Here are some records; return them all exactly.

ENTRIES SUPPLIED:
※

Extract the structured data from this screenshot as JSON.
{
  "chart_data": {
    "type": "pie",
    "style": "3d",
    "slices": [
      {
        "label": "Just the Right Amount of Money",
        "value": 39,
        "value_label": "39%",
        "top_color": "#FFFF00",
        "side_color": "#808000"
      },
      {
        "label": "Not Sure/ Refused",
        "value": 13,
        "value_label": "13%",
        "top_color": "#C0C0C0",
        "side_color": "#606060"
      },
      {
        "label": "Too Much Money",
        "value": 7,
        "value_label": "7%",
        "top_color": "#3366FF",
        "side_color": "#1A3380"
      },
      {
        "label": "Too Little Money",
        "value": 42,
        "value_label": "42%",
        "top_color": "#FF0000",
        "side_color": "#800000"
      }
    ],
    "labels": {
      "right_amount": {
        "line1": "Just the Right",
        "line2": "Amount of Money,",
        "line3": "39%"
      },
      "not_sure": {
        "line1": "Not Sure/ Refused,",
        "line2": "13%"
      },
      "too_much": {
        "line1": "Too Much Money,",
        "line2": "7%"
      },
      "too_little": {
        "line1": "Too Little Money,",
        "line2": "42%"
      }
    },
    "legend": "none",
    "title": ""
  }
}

※

THE OUTPUT:
Extract the structured data from this screenshot as JSON.
{
  "chart_data": {
    "type": "pie",
    "style": "3d",
    "slices": [
      {
        "label": "Just the Right Amount of Money",
        "value": 39,
        "value_label": "39%",
        "top_color": "#FFFF00",
        "side_color": "#808000"
      },
      {
        "label": "Not Sure/ Refused",
        "value": 13,
        "value_label": "13%",
        "top_color": "#C0C0C0",
        "side_color": "#606060"
      },
      {
        "label": "Too Much Money",
        "value": 7,
        "value_label": "7%",
        "top_color": "#3366FF",
        "side_color": "#1A3380"
      },
      {
        "label": "Too Little Money",
        "value": 42,
        "value_label": "42%",
        "top_color": "#FF0000",
        "side_color": "#800000"
      }
    ],
    "labels": {
      "right_amount": {
        "line1": "Just the Right",
        "line2": "Amount of Money,",
        "line3": "39%"
      },
      "not_sure": {
        "line1": "Not Sure/ Refused,",
        "line2": "13%"
      },
      "too_much": {
        "line1": "Too Much Money,",
        "line2": "7%"
      },
      "too_little": {
        "line1": "Too Little Money,",
        "line2": "42%"
      }
    },
    "legend": "none",
    "title": ""
  }
}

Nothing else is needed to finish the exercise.